Extract every line of the records below verbatim, leaving out the pictures.
■ ■ ■
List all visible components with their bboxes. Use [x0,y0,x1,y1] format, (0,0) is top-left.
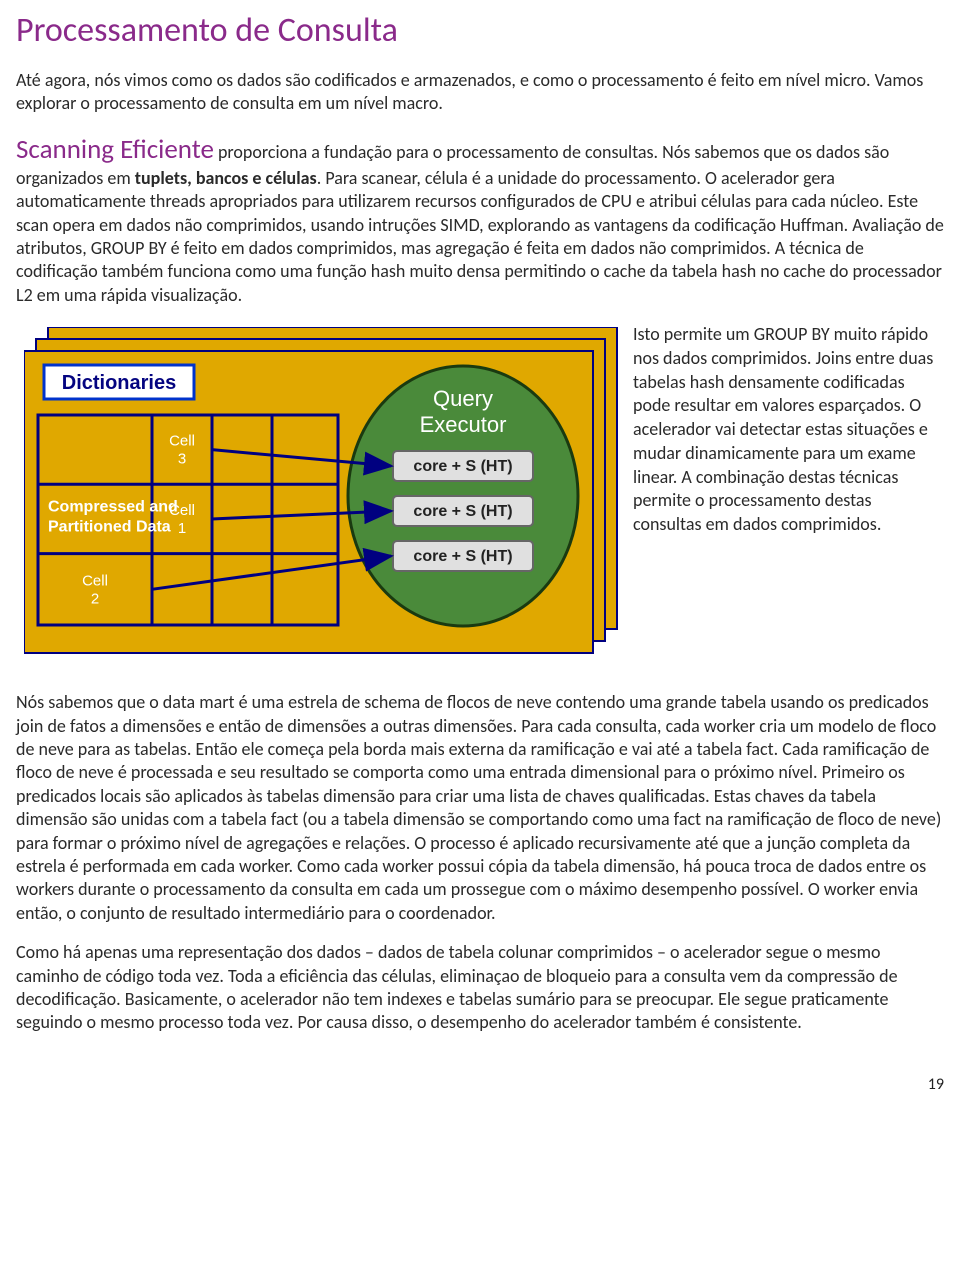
scanning-heading: Scanning Eficiente [16,133,214,166]
query-executor-diagram: Dictionaries Compressed and Partitioned Da… [24,327,619,655]
paragraph-3: Nós sabemos que o data mart é uma estrel… [16,691,944,925]
intro-paragraph: Até agora, nós vimos como os dados são c… [16,69,944,116]
svg-text:Executor: Executor [420,412,507,437]
svg-text:Query: Query [433,386,493,411]
svg-text:3: 3 [178,451,186,468]
svg-text:core + S (HT): core + S (HT) [413,503,512,520]
diagram-svg: Dictionaries Compressed and Partitioned Da… [24,327,619,655]
svg-text:1: 1 [178,520,186,537]
paragraph-4: Como há apenas uma representação dos dad… [16,941,944,1035]
svg-text:Dictionaries: Dictionaries [62,372,176,394]
svg-text:2: 2 [91,591,99,608]
svg-text:Cell: Cell [169,502,195,519]
svg-text:core + S (HT): core + S (HT) [413,458,512,475]
scanning-paragraph: Scanning Eficiente proporciona a fundaçã… [16,132,944,307]
page-title: Processamento de Consulta [16,10,944,51]
page-number: 19 [16,1075,944,1094]
svg-text:Cell: Cell [169,433,195,450]
diagram-and-side-text: Dictionaries Compressed and Partitioned Da… [16,323,944,661]
svg-text:Compressed and: Compressed and [48,499,178,516]
scanning-bold: tuplets, bancos e células [135,167,317,189]
svg-text:core + S (HT): core + S (HT) [413,548,512,565]
svg-text:Cell: Cell [82,573,108,590]
svg-text:Partitioned Data: Partitioned Data [48,519,171,536]
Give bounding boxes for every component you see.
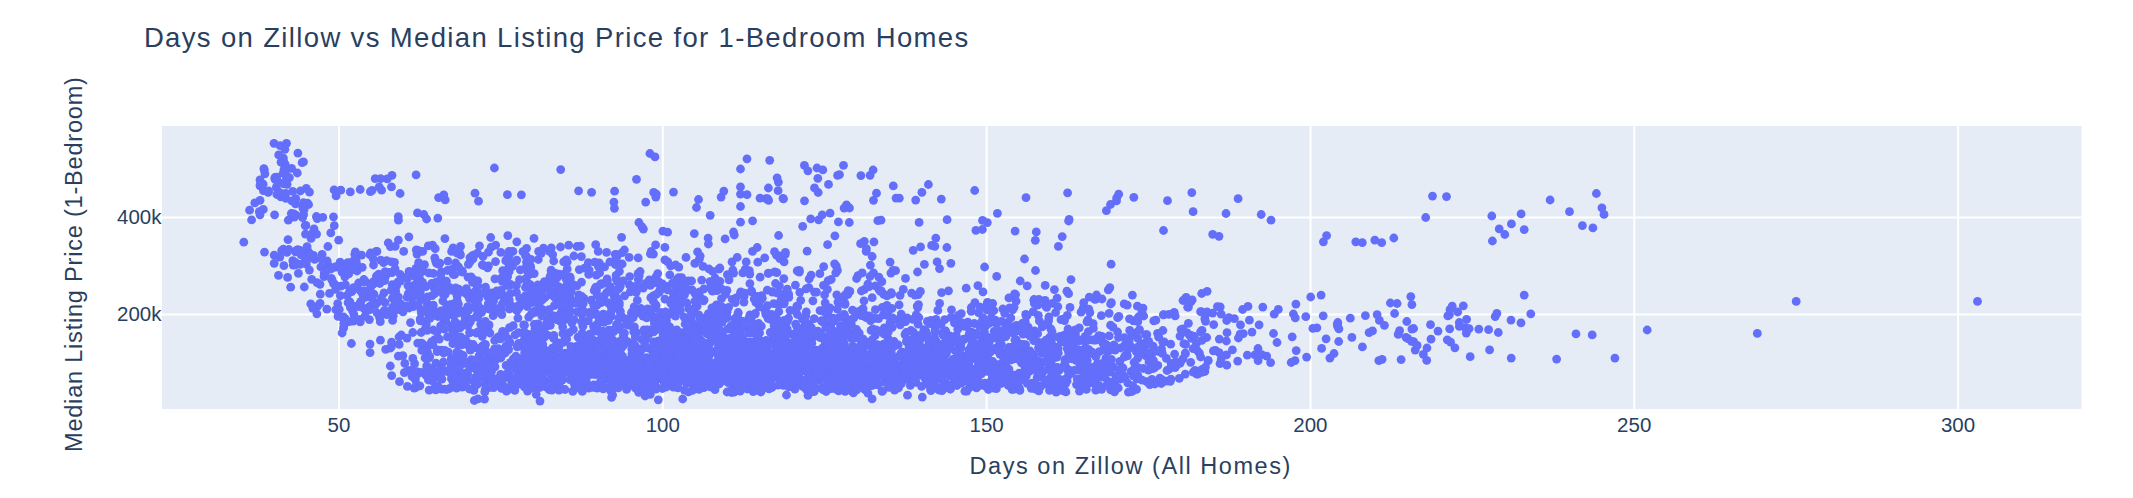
svg-text:200: 200 <box>1293 413 1327 436</box>
svg-text:100: 100 <box>646 413 680 436</box>
svg-text:150: 150 <box>969 413 1003 436</box>
svg-text:Days on Zillow vs Median Listi: Days on Zillow vs Median Listing Price f… <box>144 22 970 53</box>
svg-text:Days on Zillow (All Homes): Days on Zillow (All Homes) <box>970 453 1292 479</box>
svg-text:250: 250 <box>1617 413 1651 436</box>
svg-text:Median Listing Price (1-Bedroo: Median Listing Price (1-Bedroom) <box>61 76 87 452</box>
svg-text:300: 300 <box>1941 413 1975 436</box>
svg-text:200k: 200k <box>117 302 162 325</box>
svg-text:50: 50 <box>328 413 351 436</box>
svg-text:400k: 400k <box>117 205 162 228</box>
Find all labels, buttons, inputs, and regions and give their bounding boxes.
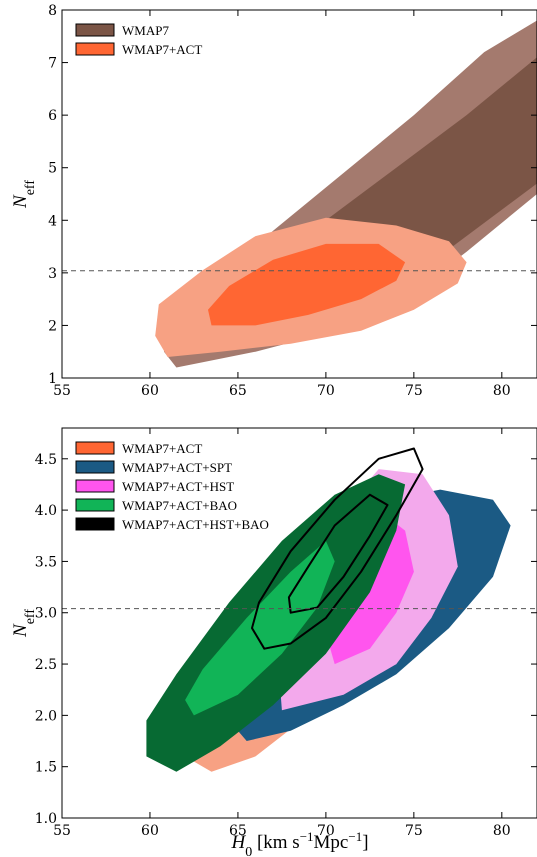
y-tick-label: 5: [48, 161, 57, 177]
y-tick-label: 1.0: [35, 811, 57, 827]
legend-label-wmap7-act: WMAP7+ACT: [122, 441, 202, 456]
x-tick-label: 75: [405, 823, 423, 839]
bottom-panel: 55 60 65 70 75 80 1.0 1.5 2.0 2.5 3.0 3.5 4.0 4.5 Neff…: [10, 427, 537, 839]
x-tick-label: 65: [229, 823, 247, 839]
x-tick-label: 65: [229, 383, 247, 399]
plot-area: [62, 447, 537, 772]
legend-swatch-wmap7-act-bao: [75, 498, 115, 512]
y-tick-label: 3.0: [35, 606, 57, 622]
y-axis-label: Neff: [10, 609, 38, 638]
y-tick-label: 8: [48, 3, 57, 19]
x-tick-label: 60: [141, 383, 159, 399]
legend-label-wmap7-act-hst-bao: WMAP7+ACT+HST+BAO: [122, 517, 269, 532]
contour-outer-wmap7-act-hst-bao: [251, 447, 424, 650]
legend-label-wmap7-act-hst: WMAP7+ACT+HST: [122, 479, 234, 494]
y-tick-label: 1: [48, 371, 57, 387]
x-tick-label: 80: [493, 383, 511, 399]
plot-area: [62, 20, 537, 368]
legend: WMAP7 WMAP7+ACT: [75, 23, 202, 57]
legend-label-wmap7: WMAP7: [122, 23, 169, 38]
axes-frame: [61, 427, 537, 819]
y-tick-label: 1.5: [35, 760, 57, 776]
x-tick-label: 70: [317, 383, 335, 399]
contour-inner-wmap7-act: [208, 243, 406, 326]
legend-swatch-wmap7-act: [75, 441, 115, 455]
x-tick-label: 80: [493, 823, 511, 839]
y-tick-label: 2.5: [35, 657, 57, 673]
x-tick-label: 60: [141, 823, 159, 839]
y-tick-label: 4.5: [35, 452, 57, 468]
y-tick-label: 2.0: [35, 708, 57, 724]
x-axis-label: H0 [km s−1Mpc−1]: [230, 829, 368, 857]
y-tick-label: 4: [48, 213, 57, 229]
legend: WMAP7+ACT WMAP7+ACT+SPT WMAP7+ACT+HST WMAP7…: [75, 441, 269, 532]
legend-swatch-wmap7: [75, 23, 115, 37]
legend-swatch-wmap7-act-hst-bao: [75, 517, 115, 531]
y-tick-label: 3.5: [35, 554, 57, 570]
y-tick-label: 2: [48, 318, 57, 334]
legend-label-wmap7-act: WMAP7+ACT: [122, 42, 202, 57]
legend-label-wmap7-act-bao: WMAP7+ACT+BAO: [122, 498, 237, 513]
y-axis-label: Neff: [10, 180, 38, 209]
y-tick-label: 6: [48, 108, 57, 124]
legend-swatch-wmap7-act-hst: [75, 479, 115, 493]
y-tick-label: 4.0: [35, 503, 57, 519]
x-tick-label: 75: [405, 383, 423, 399]
y-tick-label: 3: [48, 266, 57, 282]
legend-label-wmap7-act-spt: WMAP7+ACT+SPT: [122, 460, 232, 475]
contour-inner-wmap7-act-hst-bao: [287, 493, 389, 614]
x-tick-label: 55: [53, 823, 71, 839]
axes-frame: [61, 9, 537, 379]
legend-swatch-wmap7-act: [75, 42, 115, 56]
x-tick-label: 70: [317, 823, 335, 839]
legend-swatch-wmap7-act-spt: [75, 460, 115, 474]
top-panel: 55 60 65 70 75 80 1 2 3 4 5 6 7 8 Neff WMAP7 WMAP7+ACT: [10, 3, 537, 399]
x-tick-label: 55: [53, 383, 71, 399]
y-tick-label: 7: [48, 56, 57, 72]
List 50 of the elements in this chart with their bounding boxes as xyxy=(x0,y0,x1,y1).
■ ■ ■
RIGHT ANSWER:
List all visible components with their bboxes. Use [x0,y0,x1,y1] format, (0,0) is top-left.
scanning-heading: Scanning Eficiente [16,133,214,166]
query-executor-diagram: Dictionaries Compressed and Partitioned Da… [24,327,619,655]
paragraph-3: Nós sabemos que o data mart é uma estrel… [16,691,944,925]
intro-paragraph: Até agora, nós vimos como os dados são c… [16,69,944,116]
svg-text:Executor: Executor [420,412,507,437]
svg-text:Query: Query [433,386,493,411]
svg-text:3: 3 [178,451,186,468]
svg-text:core + S (HT): core + S (HT) [413,503,512,520]
diagram-svg: Dictionaries Compressed and Partitioned Da… [24,327,619,655]
svg-text:1: 1 [178,520,186,537]
paragraph-4: Como há apenas uma representação dos dad… [16,941,944,1035]
svg-text:Dictionaries: Dictionaries [62,372,176,394]
svg-text:2: 2 [91,591,99,608]
svg-text:Cell: Cell [169,502,195,519]
svg-text:core + S (HT): core + S (HT) [413,458,512,475]
scanning-paragraph: Scanning Eficiente proporciona a fundaçã… [16,132,944,307]
page-title: Processamento de Consulta [16,10,944,51]
page-number: 19 [16,1075,944,1094]
svg-text:Cell: Cell [169,433,195,450]
diagram-and-side-text: Dictionaries Compressed and Partitioned Da… [16,323,944,661]
svg-text:Compressed and: Compressed and [48,499,178,516]
scanning-bold: tuplets, bancos e células [135,167,317,189]
svg-text:core + S (HT): core + S (HT) [413,548,512,565]
svg-text:Cell: Cell [82,573,108,590]
svg-text:Partitioned Data: Partitioned Data [48,519,171,536]
Give bounding boxes for every component you see.
svg-text:200: 200 <box>1293 413 1327 436</box>
svg-text:100: 100 <box>646 413 680 436</box>
svg-text:150: 150 <box>969 413 1003 436</box>
svg-text:Days on Zillow vs Median Listi: Days on Zillow vs Median Listing Price f… <box>144 22 970 53</box>
svg-text:Days on Zillow (All Homes): Days on Zillow (All Homes) <box>970 453 1292 479</box>
svg-text:250: 250 <box>1617 413 1651 436</box>
svg-text:Median Listing Price (1-Bedroo: Median Listing Price (1-Bedroom) <box>61 76 87 452</box>
svg-text:300: 300 <box>1941 413 1975 436</box>
svg-text:200k: 200k <box>117 302 162 325</box>
svg-text:50: 50 <box>328 413 351 436</box>
svg-text:400k: 400k <box>117 205 162 228</box>
Find all labels, buttons, inputs, and regions and give their bounding boxes.
y-tick-label: 5: [48, 161, 57, 177]
y-tick-label: 1.0: [35, 811, 57, 827]
legend-label-wmap7-act: WMAP7+ACT: [122, 441, 202, 456]
x-tick-label: 75: [405, 823, 423, 839]
bottom-panel: 55 60 65 70 75 80 1.0 1.5 2.0 2.5 3.0 3.5 4.0 4.5 Neff…: [10, 427, 537, 839]
x-tick-label: 65: [229, 823, 247, 839]
x-tick-label: 65: [229, 383, 247, 399]
plot-area: [62, 447, 537, 772]
legend-swatch-wmap7-act-bao: [75, 498, 115, 512]
y-tick-label: 3.0: [35, 606, 57, 622]
y-axis-label: Neff: [10, 609, 38, 638]
y-tick-label: 8: [48, 3, 57, 19]
x-tick-label: 60: [141, 383, 159, 399]
legend-label-wmap7-act-hst-bao: WMAP7+ACT+HST+BAO: [122, 517, 269, 532]
contour-outer-wmap7-act-hst-bao: [251, 447, 424, 650]
legend-label-wmap7-act-hst: WMAP7+ACT+HST: [122, 479, 234, 494]
y-tick-label: 1: [48, 371, 57, 387]
x-tick-label: 80: [493, 383, 511, 399]
plot-area: [62, 20, 537, 368]
legend: WMAP7 WMAP7+ACT: [75, 23, 202, 57]
legend-label-wmap7: WMAP7: [122, 23, 169, 38]
axes-frame: [61, 427, 537, 819]
y-tick-label: 1.5: [35, 760, 57, 776]
x-tick-label: 70: [317, 383, 335, 399]
contour-inner-wmap7-act: [208, 243, 406, 326]
legend-swatch-wmap7-act: [75, 441, 115, 455]
x-tick-label: 80: [493, 823, 511, 839]
y-tick-label: 2.5: [35, 657, 57, 673]
x-tick-label: 60: [141, 823, 159, 839]
y-tick-label: 4.5: [35, 452, 57, 468]
y-tick-label: 2.0: [35, 708, 57, 724]
x-axis-label: H0 [km s−1Mpc−1]: [230, 829, 368, 857]
y-tick-label: 4: [48, 213, 57, 229]
legend: WMAP7+ACT WMAP7+ACT+SPT WMAP7+ACT+HST WMAP7…: [75, 441, 269, 532]
legend-swatch-wmap7: [75, 23, 115, 37]
legend-swatch-wmap7-act-hst-bao: [75, 517, 115, 531]
y-tick-label: 3.5: [35, 554, 57, 570]
y-tick-label: 2: [48, 318, 57, 334]
legend-label-wmap7-act: WMAP7+ACT: [122, 42, 202, 57]
legend-label-wmap7-act-bao: WMAP7+ACT+BAO: [122, 498, 237, 513]
y-axis-label: Neff: [10, 180, 38, 209]
y-tick-label: 6: [48, 108, 57, 124]
legend-swatch-wmap7-act-hst: [75, 479, 115, 493]
y-tick-label: 4.0: [35, 503, 57, 519]
x-tick-label: 75: [405, 383, 423, 399]
y-tick-label: 3: [48, 266, 57, 282]
legend-label-wmap7-act-spt: WMAP7+ACT+SPT: [122, 460, 232, 475]
contour-inner-wmap7-act-hst-bao: [287, 493, 389, 614]
x-tick-label: 55: [53, 823, 71, 839]
axes-frame: [61, 9, 537, 379]
legend-swatch-wmap7-act: [75, 42, 115, 56]
x-tick-label: 70: [317, 823, 335, 839]
legend-swatch-wmap7-act-spt: [75, 460, 115, 474]
top-panel: 55 60 65 70 75 80 1 2 3 4 5 6 7 8 Neff WMAP7 WMAP7+ACT: [10, 3, 537, 399]
x-tick-label: 55: [53, 383, 71, 399]
y-tick-label: 7: [48, 56, 57, 72]
List 50 of the elements in this chart with their bounding boxes as xyxy=(x0,y0,x1,y1).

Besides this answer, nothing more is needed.